**To be done:** Give only the number of lines where "VISA" occurs.

**Entries supplied:**
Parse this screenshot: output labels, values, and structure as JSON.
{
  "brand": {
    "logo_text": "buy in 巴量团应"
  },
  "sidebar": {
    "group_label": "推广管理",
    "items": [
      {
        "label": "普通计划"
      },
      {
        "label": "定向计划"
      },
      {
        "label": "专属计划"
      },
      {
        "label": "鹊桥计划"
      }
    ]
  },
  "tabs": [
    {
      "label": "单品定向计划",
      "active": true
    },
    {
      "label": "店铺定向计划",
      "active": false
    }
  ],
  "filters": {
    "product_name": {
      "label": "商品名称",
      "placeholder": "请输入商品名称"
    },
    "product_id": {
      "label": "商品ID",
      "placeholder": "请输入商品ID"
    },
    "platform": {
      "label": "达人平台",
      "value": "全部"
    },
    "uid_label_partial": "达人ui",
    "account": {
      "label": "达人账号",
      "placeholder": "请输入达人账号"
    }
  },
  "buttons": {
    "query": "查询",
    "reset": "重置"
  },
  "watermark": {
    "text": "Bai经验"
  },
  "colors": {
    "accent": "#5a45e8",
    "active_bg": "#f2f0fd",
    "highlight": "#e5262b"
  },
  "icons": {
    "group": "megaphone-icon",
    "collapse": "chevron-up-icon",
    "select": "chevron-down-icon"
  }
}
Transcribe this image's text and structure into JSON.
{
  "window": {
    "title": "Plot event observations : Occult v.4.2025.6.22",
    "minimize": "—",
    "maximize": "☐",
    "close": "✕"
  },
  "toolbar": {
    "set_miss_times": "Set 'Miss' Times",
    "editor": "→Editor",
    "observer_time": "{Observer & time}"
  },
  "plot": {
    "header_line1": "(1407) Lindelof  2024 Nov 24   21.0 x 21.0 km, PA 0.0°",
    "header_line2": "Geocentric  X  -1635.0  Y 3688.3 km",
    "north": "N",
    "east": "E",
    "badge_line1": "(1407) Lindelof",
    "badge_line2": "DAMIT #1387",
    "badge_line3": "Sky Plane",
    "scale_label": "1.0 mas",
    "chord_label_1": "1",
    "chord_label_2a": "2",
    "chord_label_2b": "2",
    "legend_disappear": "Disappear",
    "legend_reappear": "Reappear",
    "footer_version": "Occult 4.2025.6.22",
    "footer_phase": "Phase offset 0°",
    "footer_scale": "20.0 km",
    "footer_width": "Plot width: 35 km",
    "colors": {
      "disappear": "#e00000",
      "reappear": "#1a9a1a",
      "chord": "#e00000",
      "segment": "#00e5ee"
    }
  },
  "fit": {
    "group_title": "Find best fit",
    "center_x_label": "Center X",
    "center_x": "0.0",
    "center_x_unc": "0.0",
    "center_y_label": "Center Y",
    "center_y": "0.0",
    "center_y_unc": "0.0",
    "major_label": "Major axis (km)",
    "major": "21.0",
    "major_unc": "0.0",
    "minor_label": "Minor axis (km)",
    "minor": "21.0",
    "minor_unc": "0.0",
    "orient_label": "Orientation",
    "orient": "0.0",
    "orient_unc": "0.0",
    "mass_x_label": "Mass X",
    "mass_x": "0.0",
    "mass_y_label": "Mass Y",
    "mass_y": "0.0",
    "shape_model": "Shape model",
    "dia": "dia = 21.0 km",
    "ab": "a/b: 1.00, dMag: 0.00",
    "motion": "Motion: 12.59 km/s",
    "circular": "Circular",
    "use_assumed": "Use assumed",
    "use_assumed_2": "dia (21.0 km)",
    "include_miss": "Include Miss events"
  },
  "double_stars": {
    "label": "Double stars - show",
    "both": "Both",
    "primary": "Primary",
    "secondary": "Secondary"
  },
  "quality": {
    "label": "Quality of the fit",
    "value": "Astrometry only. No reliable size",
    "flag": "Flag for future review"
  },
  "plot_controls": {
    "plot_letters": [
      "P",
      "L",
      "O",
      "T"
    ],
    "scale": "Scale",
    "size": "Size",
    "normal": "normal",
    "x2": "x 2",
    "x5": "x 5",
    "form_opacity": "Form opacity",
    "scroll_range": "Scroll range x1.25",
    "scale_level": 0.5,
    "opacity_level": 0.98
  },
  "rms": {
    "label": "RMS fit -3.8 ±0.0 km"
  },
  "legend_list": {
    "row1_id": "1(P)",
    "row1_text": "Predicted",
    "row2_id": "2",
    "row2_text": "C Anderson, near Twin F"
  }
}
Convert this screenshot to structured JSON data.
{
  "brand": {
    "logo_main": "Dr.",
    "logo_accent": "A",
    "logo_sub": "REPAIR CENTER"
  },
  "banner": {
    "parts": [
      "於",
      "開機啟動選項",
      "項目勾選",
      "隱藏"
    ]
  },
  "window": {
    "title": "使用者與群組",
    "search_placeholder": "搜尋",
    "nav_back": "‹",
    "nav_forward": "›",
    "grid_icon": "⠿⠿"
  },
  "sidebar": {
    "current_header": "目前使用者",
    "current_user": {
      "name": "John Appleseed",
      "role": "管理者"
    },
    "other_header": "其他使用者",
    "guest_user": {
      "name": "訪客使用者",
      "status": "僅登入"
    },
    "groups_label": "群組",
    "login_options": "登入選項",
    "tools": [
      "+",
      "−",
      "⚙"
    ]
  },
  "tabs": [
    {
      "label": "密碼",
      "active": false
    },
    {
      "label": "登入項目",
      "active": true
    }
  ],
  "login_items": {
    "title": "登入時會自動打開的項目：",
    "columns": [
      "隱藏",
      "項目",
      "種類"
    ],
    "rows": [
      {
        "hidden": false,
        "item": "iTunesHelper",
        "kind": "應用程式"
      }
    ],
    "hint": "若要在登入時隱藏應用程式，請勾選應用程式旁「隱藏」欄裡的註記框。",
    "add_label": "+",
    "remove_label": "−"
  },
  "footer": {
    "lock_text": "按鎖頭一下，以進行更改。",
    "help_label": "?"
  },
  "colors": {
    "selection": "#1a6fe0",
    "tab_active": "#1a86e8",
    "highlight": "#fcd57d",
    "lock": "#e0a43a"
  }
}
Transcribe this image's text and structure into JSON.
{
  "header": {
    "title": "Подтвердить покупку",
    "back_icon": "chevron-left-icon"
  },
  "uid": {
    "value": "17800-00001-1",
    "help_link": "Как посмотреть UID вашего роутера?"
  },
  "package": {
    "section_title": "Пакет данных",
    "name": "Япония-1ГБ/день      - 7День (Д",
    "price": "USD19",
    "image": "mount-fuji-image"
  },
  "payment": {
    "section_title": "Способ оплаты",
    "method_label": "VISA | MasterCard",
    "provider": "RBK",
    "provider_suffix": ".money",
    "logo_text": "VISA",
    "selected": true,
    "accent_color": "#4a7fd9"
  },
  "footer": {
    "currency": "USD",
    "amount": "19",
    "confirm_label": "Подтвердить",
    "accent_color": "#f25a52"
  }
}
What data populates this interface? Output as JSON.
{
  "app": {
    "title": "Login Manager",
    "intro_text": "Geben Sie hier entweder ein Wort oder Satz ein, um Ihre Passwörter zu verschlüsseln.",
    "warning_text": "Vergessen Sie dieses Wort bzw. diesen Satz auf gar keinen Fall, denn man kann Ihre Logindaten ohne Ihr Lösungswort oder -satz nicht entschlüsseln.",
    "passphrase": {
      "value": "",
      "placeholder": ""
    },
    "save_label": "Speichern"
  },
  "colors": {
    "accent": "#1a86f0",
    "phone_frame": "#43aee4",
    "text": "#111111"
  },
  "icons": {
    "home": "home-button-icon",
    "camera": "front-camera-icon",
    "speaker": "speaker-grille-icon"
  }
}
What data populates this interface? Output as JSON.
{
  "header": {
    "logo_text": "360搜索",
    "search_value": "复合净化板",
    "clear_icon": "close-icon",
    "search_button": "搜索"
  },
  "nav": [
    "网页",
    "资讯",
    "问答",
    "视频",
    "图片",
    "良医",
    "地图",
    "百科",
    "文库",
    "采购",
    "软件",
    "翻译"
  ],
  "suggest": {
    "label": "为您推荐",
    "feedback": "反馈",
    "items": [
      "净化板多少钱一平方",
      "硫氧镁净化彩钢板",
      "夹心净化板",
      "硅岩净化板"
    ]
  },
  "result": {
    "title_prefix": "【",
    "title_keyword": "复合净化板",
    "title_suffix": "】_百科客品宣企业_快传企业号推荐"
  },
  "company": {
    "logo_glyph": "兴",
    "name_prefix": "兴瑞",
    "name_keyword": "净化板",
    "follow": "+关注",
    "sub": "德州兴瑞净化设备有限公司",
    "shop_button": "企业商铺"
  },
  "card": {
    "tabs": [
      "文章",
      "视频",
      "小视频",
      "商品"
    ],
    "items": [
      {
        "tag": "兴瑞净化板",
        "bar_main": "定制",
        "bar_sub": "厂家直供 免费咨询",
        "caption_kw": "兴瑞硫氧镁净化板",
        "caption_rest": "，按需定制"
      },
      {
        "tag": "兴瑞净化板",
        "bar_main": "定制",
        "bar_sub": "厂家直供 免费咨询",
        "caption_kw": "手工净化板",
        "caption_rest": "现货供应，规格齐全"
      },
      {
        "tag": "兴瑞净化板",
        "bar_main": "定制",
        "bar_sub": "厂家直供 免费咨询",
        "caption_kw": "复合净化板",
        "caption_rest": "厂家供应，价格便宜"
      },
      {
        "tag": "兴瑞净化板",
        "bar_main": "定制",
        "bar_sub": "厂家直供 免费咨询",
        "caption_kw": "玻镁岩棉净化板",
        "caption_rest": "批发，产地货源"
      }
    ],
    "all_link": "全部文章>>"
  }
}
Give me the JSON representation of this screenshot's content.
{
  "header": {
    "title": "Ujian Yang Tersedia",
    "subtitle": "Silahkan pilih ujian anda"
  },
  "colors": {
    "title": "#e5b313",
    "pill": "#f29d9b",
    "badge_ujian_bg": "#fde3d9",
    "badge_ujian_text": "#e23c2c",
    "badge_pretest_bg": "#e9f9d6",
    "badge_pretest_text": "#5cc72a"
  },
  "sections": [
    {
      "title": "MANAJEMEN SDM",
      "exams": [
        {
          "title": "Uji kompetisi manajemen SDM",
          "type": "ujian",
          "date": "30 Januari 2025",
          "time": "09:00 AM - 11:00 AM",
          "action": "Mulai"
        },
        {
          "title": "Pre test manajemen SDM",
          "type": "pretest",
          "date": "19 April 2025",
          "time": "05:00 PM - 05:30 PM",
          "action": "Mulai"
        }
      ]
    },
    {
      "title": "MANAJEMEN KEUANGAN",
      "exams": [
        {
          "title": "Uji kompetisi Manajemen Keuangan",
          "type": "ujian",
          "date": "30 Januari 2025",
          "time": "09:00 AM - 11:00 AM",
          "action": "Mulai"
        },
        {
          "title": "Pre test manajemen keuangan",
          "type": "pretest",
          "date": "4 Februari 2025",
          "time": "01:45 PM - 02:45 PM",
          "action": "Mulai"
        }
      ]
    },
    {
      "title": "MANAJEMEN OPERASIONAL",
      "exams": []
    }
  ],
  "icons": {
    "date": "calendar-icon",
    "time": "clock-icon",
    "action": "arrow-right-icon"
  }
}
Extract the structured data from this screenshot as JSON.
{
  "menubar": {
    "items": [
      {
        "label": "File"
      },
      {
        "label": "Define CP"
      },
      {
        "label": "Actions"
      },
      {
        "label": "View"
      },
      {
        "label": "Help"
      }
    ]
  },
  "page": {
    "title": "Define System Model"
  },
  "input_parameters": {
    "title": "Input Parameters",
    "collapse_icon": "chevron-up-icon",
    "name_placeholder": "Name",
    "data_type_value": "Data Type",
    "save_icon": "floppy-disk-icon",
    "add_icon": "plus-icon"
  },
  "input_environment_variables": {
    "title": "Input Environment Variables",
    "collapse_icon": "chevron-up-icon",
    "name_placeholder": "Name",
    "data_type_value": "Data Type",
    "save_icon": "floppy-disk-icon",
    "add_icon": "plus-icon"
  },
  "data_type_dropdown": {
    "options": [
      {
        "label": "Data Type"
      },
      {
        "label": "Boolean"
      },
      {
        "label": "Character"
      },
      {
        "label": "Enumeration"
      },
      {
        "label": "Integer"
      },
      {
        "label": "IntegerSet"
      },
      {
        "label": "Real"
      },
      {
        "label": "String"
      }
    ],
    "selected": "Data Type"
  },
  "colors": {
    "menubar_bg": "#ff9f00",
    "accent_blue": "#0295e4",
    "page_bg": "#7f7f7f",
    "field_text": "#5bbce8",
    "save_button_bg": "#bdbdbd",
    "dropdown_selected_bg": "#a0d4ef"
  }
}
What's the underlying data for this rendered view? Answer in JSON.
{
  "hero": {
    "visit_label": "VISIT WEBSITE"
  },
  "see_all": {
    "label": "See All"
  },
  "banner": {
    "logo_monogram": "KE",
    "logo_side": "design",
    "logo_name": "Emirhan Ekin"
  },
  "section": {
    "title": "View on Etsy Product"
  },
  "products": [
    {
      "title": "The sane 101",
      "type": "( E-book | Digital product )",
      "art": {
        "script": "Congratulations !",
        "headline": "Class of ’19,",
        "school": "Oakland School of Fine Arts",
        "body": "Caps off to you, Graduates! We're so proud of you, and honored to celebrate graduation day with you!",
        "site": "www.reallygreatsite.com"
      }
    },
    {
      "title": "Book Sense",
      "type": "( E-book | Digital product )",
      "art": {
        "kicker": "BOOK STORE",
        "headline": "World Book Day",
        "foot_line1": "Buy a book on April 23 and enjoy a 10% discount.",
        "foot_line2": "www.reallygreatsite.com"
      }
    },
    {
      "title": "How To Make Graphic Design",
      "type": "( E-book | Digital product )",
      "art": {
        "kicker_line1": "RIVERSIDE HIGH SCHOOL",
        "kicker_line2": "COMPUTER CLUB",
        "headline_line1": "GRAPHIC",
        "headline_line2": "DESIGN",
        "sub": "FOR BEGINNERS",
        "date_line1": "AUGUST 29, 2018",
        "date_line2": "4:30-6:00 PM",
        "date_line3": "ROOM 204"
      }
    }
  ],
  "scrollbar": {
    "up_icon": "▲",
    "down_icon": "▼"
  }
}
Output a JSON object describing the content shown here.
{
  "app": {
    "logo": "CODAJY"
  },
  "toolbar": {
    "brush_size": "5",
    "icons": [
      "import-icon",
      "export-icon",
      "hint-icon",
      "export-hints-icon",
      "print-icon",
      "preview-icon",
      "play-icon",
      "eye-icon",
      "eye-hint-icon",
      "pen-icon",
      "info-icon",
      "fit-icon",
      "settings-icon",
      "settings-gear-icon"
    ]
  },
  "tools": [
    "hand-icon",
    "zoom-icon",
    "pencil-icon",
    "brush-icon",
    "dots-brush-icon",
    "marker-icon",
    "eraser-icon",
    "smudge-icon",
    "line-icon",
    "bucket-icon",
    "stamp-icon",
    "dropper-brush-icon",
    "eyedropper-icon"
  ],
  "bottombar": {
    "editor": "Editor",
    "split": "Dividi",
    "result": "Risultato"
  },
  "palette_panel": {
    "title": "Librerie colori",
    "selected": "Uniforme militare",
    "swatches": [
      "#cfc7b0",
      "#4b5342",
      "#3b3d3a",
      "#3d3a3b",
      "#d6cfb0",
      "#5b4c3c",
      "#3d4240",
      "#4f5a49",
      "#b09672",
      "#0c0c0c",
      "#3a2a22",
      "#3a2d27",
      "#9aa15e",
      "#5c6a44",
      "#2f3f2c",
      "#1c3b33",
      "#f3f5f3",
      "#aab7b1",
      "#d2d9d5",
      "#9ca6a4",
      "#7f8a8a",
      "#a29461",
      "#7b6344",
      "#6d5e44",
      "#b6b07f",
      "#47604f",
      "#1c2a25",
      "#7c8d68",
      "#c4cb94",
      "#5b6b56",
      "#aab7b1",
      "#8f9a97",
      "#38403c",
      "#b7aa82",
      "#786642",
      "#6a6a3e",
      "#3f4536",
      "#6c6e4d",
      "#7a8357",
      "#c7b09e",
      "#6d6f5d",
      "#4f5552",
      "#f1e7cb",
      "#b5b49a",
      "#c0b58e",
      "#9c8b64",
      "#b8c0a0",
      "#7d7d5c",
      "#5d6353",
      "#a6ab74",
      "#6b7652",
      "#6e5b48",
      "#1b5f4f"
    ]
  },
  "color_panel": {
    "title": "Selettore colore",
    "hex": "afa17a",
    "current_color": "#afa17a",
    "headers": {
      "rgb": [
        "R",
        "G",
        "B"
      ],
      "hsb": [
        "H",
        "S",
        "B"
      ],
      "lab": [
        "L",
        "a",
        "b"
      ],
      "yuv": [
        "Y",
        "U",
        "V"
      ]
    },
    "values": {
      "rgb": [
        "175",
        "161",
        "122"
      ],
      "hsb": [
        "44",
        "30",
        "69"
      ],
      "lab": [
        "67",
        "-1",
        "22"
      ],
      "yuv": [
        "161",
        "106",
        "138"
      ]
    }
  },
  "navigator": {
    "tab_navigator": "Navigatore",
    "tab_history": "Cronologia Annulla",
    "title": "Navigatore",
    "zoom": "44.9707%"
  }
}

**Task response:** 2